══ Material for the task

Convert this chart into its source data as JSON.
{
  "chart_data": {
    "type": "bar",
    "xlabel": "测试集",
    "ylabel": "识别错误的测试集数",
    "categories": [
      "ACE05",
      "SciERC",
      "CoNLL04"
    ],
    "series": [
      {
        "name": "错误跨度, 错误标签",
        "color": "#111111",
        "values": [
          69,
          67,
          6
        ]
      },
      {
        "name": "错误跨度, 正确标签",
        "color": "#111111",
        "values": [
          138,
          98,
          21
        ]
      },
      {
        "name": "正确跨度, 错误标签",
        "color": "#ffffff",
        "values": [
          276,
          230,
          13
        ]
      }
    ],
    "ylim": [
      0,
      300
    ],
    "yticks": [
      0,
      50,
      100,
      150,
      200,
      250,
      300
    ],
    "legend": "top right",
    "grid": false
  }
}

════
══ Material for the task

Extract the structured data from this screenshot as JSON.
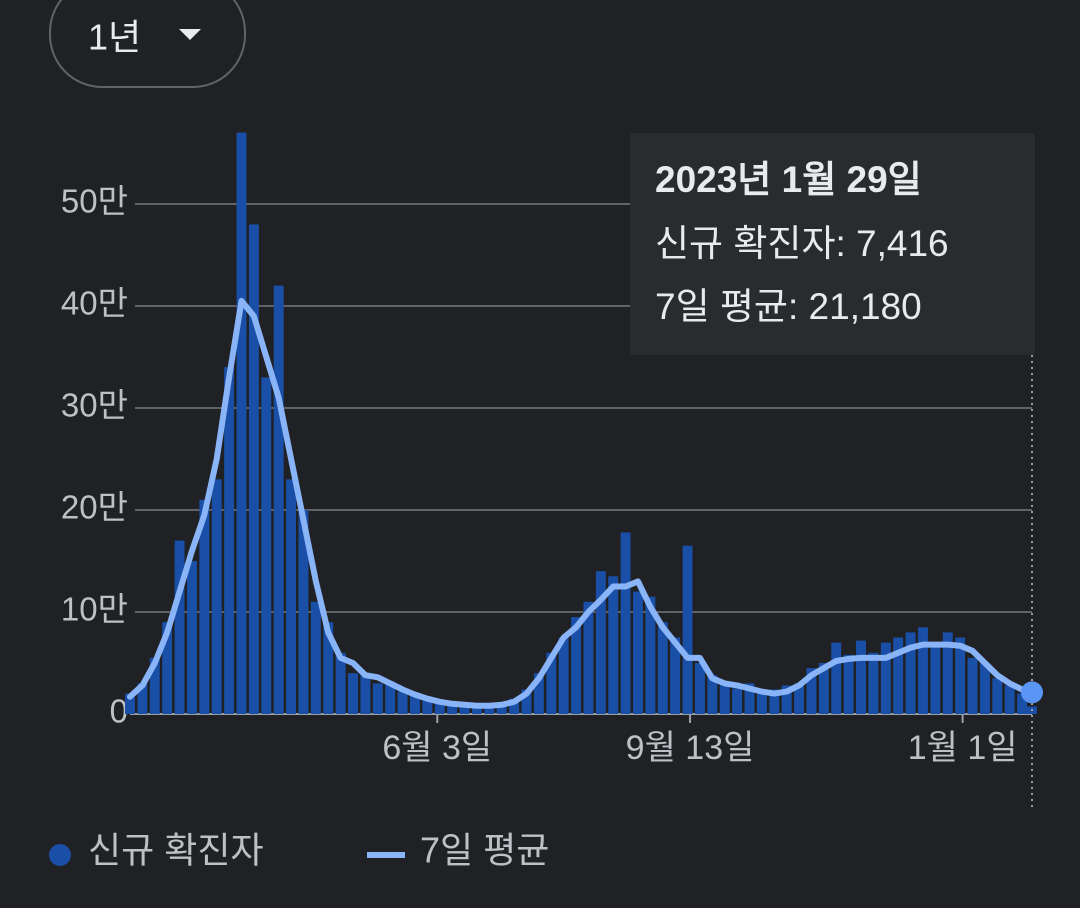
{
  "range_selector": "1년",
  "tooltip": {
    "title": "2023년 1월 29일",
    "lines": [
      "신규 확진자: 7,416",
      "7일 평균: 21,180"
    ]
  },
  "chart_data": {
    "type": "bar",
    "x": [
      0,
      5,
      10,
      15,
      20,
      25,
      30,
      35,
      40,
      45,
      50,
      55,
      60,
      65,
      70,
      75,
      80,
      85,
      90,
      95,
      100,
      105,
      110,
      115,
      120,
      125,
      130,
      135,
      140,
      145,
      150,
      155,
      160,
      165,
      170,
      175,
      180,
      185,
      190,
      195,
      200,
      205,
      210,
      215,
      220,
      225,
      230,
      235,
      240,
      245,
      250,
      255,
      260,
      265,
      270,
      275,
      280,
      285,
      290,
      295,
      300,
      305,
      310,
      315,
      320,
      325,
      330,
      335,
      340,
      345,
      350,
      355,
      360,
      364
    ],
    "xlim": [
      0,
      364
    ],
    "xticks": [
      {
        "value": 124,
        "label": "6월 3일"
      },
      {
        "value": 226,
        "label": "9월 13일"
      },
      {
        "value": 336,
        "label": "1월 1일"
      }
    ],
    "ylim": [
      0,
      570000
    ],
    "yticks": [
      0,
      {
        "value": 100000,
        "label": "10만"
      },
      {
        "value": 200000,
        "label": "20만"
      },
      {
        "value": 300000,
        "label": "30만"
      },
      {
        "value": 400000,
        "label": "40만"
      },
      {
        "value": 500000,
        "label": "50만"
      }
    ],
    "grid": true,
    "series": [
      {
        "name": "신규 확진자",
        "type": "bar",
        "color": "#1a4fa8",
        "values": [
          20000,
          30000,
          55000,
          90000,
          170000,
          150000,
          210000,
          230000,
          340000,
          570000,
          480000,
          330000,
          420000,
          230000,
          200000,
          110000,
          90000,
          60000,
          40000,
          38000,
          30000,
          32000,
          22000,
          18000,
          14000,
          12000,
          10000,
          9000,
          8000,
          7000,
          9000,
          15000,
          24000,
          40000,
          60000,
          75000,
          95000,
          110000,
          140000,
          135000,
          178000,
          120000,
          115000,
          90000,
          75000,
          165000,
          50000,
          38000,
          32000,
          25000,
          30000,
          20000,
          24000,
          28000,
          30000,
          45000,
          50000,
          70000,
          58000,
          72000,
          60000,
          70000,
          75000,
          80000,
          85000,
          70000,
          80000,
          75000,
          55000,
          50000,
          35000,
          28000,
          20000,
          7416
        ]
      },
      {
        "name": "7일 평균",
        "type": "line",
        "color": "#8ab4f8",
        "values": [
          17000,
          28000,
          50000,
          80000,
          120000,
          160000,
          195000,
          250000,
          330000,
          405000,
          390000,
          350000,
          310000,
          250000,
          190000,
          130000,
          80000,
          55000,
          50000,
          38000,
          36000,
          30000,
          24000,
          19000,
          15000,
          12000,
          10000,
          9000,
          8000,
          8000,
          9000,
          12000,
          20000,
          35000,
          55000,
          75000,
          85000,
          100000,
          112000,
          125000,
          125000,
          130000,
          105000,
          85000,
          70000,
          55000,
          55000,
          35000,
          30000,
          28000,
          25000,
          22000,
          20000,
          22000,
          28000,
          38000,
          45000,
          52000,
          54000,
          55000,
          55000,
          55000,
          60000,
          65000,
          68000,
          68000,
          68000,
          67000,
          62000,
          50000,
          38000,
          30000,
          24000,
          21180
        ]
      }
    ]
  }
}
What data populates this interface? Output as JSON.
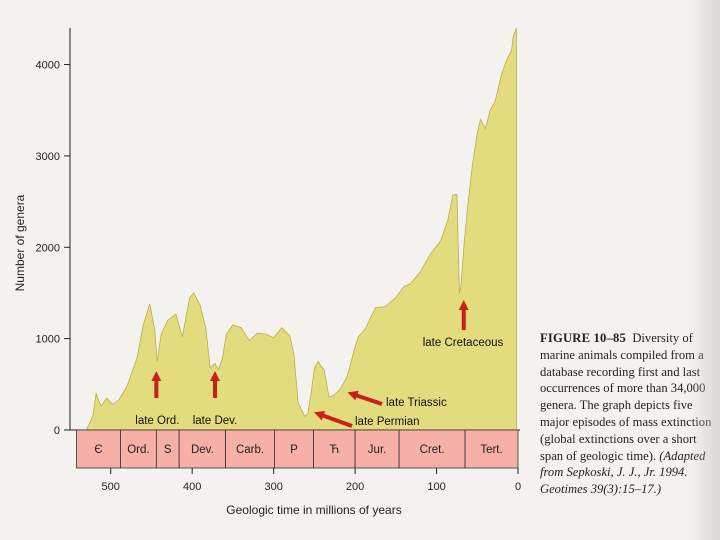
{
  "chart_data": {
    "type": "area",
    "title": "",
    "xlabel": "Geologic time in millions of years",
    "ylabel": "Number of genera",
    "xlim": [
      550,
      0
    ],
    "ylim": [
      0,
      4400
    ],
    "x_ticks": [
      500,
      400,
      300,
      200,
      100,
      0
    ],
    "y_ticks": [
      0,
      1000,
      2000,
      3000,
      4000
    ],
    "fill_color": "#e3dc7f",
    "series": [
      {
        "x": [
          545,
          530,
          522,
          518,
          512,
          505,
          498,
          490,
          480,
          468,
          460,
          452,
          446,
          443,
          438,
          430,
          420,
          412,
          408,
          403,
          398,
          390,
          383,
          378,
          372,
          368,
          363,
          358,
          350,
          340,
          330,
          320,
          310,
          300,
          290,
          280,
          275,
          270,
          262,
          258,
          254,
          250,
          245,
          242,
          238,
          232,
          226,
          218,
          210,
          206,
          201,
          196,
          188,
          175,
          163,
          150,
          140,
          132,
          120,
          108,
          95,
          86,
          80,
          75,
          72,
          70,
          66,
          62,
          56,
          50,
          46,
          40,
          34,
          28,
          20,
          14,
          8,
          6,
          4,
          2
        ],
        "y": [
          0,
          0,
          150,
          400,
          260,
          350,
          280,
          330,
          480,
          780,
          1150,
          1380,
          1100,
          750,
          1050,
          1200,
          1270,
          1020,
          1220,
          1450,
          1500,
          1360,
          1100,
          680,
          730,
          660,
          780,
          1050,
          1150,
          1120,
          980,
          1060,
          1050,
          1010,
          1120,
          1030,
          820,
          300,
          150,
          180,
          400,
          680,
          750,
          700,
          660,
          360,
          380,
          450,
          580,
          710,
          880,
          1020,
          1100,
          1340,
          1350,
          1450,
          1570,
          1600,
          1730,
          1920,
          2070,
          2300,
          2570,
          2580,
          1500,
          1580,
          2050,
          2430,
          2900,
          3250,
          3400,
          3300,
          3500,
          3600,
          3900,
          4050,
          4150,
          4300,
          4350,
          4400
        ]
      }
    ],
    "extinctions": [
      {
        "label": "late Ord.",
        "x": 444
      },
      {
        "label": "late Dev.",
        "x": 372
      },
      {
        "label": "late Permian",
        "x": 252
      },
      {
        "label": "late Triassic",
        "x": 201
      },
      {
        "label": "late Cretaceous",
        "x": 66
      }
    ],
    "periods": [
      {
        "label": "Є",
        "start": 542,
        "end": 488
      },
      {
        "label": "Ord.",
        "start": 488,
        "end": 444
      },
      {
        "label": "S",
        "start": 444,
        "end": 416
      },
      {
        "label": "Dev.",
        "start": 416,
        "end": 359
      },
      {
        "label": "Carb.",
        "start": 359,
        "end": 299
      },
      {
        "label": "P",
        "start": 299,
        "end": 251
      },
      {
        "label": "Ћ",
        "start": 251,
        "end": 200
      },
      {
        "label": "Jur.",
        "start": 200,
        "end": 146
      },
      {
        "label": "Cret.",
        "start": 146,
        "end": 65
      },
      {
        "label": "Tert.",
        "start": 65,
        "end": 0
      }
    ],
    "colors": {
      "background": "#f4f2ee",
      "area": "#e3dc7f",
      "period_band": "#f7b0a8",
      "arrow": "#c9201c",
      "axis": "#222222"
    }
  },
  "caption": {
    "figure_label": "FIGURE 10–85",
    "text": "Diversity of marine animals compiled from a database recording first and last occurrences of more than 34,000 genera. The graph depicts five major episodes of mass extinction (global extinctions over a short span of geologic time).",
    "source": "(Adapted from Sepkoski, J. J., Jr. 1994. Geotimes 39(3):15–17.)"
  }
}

════

Prompt: Lines holding the word "start" should be counted across the entries; state only how many there are.

Answer to the exercise: 10